▶ [What you have to do] Give the number of lines in the entries that contain "value". State only the count.

▶ [Material for this task]
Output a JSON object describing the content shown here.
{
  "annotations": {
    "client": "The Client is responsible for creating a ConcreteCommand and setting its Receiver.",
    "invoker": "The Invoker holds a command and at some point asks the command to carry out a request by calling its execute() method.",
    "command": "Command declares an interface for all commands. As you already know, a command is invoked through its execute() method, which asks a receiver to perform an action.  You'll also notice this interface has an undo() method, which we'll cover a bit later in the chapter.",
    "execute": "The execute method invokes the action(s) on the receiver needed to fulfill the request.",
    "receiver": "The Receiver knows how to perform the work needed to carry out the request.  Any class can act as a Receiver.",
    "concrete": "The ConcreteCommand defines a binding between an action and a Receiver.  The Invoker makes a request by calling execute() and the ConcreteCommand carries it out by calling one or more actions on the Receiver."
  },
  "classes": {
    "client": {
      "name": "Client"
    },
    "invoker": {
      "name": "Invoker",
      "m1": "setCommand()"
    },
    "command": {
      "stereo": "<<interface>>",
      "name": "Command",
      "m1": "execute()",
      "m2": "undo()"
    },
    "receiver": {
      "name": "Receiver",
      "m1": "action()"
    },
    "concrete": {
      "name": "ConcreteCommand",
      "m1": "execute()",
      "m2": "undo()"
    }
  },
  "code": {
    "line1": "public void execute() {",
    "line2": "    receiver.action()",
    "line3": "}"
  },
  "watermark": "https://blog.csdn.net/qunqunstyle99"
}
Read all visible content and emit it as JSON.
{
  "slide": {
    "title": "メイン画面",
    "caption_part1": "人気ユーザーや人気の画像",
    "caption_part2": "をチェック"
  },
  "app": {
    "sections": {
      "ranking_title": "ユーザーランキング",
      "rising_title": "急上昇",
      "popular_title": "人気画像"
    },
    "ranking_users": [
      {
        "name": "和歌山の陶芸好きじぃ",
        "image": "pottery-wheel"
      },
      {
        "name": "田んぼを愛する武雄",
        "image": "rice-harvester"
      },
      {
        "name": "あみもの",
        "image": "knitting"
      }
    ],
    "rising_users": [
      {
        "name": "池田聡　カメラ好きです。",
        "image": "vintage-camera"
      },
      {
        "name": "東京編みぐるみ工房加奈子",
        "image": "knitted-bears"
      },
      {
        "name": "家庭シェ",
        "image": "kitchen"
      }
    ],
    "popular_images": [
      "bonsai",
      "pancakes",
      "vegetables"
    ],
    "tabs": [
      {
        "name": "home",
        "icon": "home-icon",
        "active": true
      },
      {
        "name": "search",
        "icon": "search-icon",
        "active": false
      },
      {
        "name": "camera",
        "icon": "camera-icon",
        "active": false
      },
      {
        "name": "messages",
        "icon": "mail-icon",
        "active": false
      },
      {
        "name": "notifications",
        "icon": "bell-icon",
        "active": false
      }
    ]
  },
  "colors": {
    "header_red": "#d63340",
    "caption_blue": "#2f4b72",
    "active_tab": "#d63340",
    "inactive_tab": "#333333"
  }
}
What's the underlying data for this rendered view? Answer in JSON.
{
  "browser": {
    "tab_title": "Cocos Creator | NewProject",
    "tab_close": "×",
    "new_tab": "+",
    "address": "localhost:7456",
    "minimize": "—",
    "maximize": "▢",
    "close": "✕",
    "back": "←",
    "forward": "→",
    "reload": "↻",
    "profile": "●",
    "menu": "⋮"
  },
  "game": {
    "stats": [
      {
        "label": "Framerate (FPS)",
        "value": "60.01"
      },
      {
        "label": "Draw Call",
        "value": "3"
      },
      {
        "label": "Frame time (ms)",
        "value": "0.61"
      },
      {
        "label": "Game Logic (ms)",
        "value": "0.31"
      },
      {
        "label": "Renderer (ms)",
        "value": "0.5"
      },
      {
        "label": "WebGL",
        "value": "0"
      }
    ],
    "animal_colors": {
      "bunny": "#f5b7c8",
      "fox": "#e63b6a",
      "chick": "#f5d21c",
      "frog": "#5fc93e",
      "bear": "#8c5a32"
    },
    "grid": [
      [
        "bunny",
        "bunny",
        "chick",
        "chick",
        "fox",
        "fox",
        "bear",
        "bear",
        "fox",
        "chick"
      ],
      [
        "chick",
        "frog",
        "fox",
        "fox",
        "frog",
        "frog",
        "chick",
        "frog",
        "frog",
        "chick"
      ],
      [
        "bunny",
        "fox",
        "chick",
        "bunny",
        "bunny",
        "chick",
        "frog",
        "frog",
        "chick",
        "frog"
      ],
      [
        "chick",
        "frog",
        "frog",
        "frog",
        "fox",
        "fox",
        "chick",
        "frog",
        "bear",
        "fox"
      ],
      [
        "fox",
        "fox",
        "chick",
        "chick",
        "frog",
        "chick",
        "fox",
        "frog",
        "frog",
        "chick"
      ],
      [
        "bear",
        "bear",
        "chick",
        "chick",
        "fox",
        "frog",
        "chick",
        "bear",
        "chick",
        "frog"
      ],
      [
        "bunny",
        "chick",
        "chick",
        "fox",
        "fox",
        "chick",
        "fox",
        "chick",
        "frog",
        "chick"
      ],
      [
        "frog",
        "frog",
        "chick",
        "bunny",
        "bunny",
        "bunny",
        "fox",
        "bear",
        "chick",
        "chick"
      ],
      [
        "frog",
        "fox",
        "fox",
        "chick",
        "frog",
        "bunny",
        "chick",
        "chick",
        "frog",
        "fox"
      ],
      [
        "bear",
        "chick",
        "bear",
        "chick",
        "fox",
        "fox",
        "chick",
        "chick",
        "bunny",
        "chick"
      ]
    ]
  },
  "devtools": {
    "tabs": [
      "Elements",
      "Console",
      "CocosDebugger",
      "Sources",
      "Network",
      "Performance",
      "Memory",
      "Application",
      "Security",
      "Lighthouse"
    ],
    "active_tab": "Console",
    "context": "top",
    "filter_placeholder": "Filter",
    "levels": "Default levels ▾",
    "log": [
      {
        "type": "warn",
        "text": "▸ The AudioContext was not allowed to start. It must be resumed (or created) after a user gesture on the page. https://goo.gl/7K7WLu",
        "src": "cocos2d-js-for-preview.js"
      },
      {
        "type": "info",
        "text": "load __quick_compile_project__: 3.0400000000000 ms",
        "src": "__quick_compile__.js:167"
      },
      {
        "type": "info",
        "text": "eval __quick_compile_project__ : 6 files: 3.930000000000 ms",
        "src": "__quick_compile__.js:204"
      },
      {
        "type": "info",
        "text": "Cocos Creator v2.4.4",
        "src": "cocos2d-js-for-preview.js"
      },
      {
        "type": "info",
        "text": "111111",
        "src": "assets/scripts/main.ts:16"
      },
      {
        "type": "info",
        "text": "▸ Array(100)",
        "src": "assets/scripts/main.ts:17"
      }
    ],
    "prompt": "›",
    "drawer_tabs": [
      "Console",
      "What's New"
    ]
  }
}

▶ [Completed task] 6